Would you retype all of these records exactly?

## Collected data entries
==============================

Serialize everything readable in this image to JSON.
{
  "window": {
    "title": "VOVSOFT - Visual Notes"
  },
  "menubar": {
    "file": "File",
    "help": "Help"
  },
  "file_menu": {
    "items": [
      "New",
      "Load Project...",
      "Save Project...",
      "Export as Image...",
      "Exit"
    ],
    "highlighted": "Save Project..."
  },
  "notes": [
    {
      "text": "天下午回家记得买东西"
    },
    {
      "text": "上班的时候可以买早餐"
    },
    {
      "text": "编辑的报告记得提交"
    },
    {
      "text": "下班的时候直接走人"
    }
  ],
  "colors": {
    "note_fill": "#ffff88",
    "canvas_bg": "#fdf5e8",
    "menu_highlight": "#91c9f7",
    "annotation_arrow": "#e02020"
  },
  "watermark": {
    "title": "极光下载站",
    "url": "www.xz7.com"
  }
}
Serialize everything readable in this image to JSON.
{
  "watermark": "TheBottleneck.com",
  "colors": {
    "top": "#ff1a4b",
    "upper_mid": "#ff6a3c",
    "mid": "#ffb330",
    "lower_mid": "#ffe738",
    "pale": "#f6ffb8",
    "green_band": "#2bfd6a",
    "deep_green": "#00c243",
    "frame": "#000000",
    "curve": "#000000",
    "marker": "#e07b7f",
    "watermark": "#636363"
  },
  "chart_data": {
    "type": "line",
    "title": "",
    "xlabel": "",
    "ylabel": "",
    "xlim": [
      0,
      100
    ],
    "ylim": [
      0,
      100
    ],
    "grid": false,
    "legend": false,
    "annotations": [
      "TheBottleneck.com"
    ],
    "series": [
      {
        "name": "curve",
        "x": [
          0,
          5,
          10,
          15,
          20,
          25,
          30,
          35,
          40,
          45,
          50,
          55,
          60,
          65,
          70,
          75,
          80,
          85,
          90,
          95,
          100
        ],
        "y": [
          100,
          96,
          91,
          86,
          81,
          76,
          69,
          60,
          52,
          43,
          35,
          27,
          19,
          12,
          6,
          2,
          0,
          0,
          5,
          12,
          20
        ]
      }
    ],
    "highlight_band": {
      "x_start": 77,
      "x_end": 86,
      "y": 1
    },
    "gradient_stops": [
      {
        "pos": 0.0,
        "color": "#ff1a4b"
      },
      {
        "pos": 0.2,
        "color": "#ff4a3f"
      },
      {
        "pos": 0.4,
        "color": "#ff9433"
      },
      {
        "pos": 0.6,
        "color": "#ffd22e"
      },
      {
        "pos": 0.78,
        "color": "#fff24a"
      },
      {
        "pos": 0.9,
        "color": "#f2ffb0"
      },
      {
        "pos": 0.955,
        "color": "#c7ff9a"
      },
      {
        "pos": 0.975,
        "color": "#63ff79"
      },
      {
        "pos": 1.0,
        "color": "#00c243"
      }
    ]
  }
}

==============================

## Task output
Serialize everything readable in this image to JSON.
{
  "window": {
    "title": "VOVSOFT - Visual Notes"
  },
  "menubar": {
    "file": "File",
    "help": "Help"
  },
  "file_menu": {
    "items": [
      "New",
      "Load Project...",
      "Save Project...",
      "Export as Image...",
      "Exit"
    ],
    "highlighted": "Save Project..."
  },
  "notes": [
    {
      "text": "天下午回家记得买东西"
    },
    {
      "text": "上班的时候可以买早餐"
    },
    {
      "text": "编辑的报告记得提交"
    },
    {
      "text": "下班的时候直接走人"
    }
  ],
  "colors": {
    "note_fill": "#ffff88",
    "canvas_bg": "#fdf5e8",
    "menu_highlight": "#91c9f7",
    "annotation_arrow": "#e02020"
  },
  "watermark": {
    "title": "极光下载站",
    "url": "www.xz7.com"
  }
}
Serialize everything readable in this image to JSON.
{
  "watermark": "TheBottleneck.com",
  "colors": {
    "top": "#ff1a4b",
    "upper_mid": "#ff6a3c",
    "mid": "#ffb330",
    "lower_mid": "#ffe738",
    "pale": "#f6ffb8",
    "green_band": "#2bfd6a",
    "deep_green": "#00c243",
    "frame": "#000000",
    "curve": "#000000",
    "marker": "#e07b7f",
    "watermark": "#636363"
  },
  "chart_data": {
    "type": "line",
    "title": "",
    "xlabel": "",
    "ylabel": "",
    "xlim": [
      0,
      100
    ],
    "ylim": [
      0,
      100
    ],
    "grid": false,
    "legend": false,
    "annotations": [
      "TheBottleneck.com"
    ],
    "series": [
      {
        "name": "curve",
        "x": [
          0,
          5,
          10,
          15,
          20,
          25,
          30,
          35,
          40,
          45,
          50,
          55,
          60,
          65,
          70,
          75,
          80,
          85,
          90,
          95,
          100
        ],
        "y": [
          100,
          96,
          91,
          86,
          81,
          76,
          69,
          60,
          52,
          43,
          35,
          27,
          19,
          12,
          6,
          2,
          0,
          0,
          5,
          12,
          20
        ]
      }
    ],
    "highlight_band": {
      "x_start": 77,
      "x_end": 86,
      "y": 1
    },
    "gradient_stops": [
      {
        "pos": 0.0,
        "color": "#ff1a4b"
      },
      {
        "pos": 0.2,
        "color": "#ff4a3f"
      },
      {
        "pos": 0.4,
        "color": "#ff9433"
      },
      {
        "pos": 0.6,
        "color": "#ffd22e"
      },
      {
        "pos": 0.78,
        "color": "#fff24a"
      },
      {
        "pos": 0.9,
        "color": "#f2ffb0"
      },
      {
        "pos": 0.955,
        "color": "#c7ff9a"
      },
      {
        "pos": 0.975,
        "color": "#63ff79"
      },
      {
        "pos": 1.0,
        "color": "#00c243"
      }
    ]
  }
}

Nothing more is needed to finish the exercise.